* _AIM_
The entries are to be returned exactly, with images left out.
::::::::
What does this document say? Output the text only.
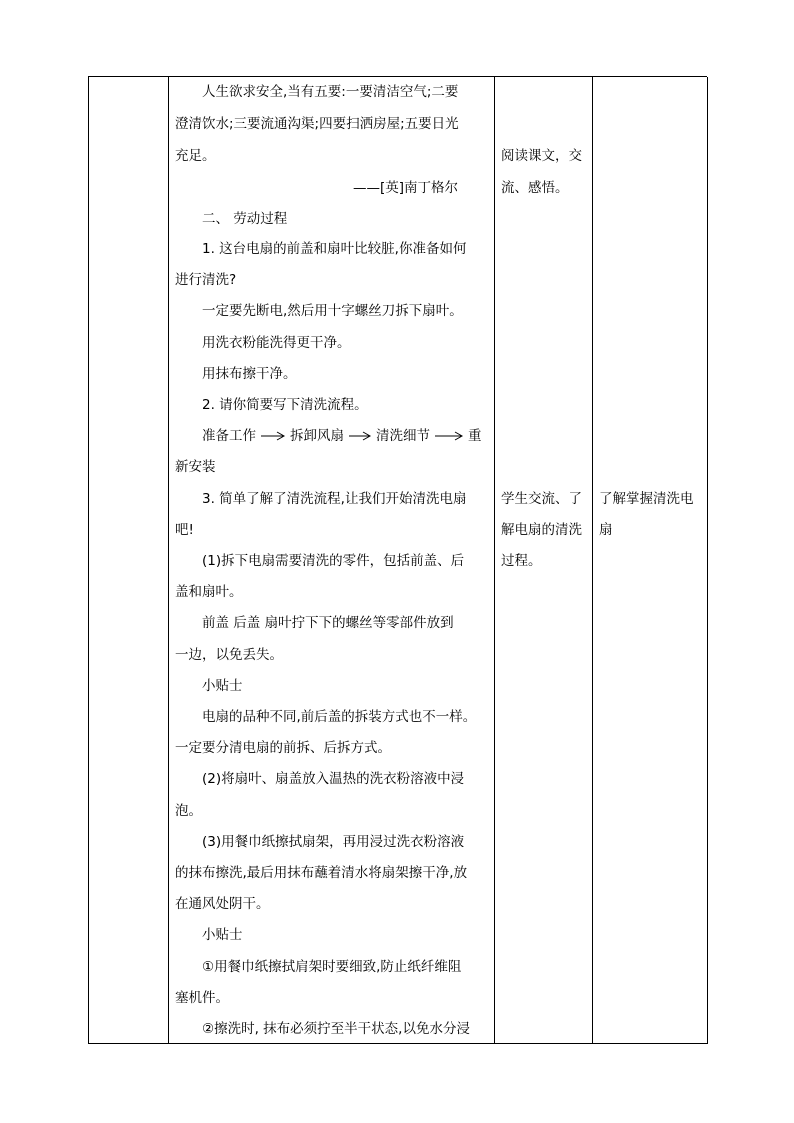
人生欲求安全,当有五要:一要清洁空气;二要
澄清饮水;三要流通沟渠;四要扫洒房屋;五要日光
充足。
——[英]南丁格尔
二、 劳动过程
1. 这台电扇的前盖和扇叶比较脏,你准备如何
进行清洗?
一定要先断电,然后用十字螺丝刀拆下扇叶。
用洗衣粉能洗得更干净。
用抹布擦干净。
2. 请你简要写下清洗流程。
准备工作	拆卸风扇 清洗细节	重
新安装
3. 简单了解了清洗流程,让我们开始清洗电扇
吧!
(1)拆下电扇需要清洗的零件，包括前盖、后
盖和扇叶。
前盖 后盖 扇叶拧下下的螺丝等零部件放到
一边，以免丢失。
小贴士
电扇的品种不同,前后盖的拆装方式也不一样。
一定要分清电扇的前拆、后拆方式。
(2)将扇叶、扇盖放入温热的洗衣粉溶液中浸
泡。
(3)用餐巾纸擦拭扇架，再用浸过洗衣粉溶液
的抹布擦洗,最后用抹布蘸着清水将扇架擦干净,放
在通风处阴干。
小贴士
①用餐巾纸擦拭肩架时要细致,防止纸纤维阻
塞机件。
②擦洗时, 抹布必须拧至半干状态,以免水分浸
阅读课文，交
流、感悟。
学生交流、了
解电扇的清洗
过程。
了解掌握清洗电
扇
::::::::
* _SOLVED EXERCISE_
What does this document say? Output the text only.
人生欲求安全,当有五要:一要清洁空气;二要
澄清饮水;三要流通沟渠;四要扫洒房屋;五要日光
充足。
——[英]南丁格尔
二、 劳动过程
1. 这台电扇的前盖和扇叶比较脏,你准备如何
进行清洗?
一定要先断电,然后用十字螺丝刀拆下扇叶。
用洗衣粉能洗得更干净。
用抹布擦干净。
2. 请你简要写下清洗流程。
准备工作	拆卸风扇 清洗细节	重
新安装
3. 简单了解了清洗流程,让我们开始清洗电扇
吧!
(1)拆下电扇需要清洗的零件，包括前盖、后
盖和扇叶。
前盖 后盖 扇叶拧下下的螺丝等零部件放到
一边，以免丢失。
小贴士
电扇的品种不同,前后盖的拆装方式也不一样。
一定要分清电扇的前拆、后拆方式。
(2)将扇叶、扇盖放入温热的洗衣粉溶液中浸
泡。
(3)用餐巾纸擦拭扇架，再用浸过洗衣粉溶液
的抹布擦洗,最后用抹布蘸着清水将扇架擦干净,放
在通风处阴干。
小贴士
①用餐巾纸擦拭肩架时要细致,防止纸纤维阻
塞机件。
②擦洗时, 抹布必须拧至半干状态,以免水分浸
阅读课文，交
流、感悟。
学生交流、了
解电扇的清洗
过程。
了解掌握清洗电
扇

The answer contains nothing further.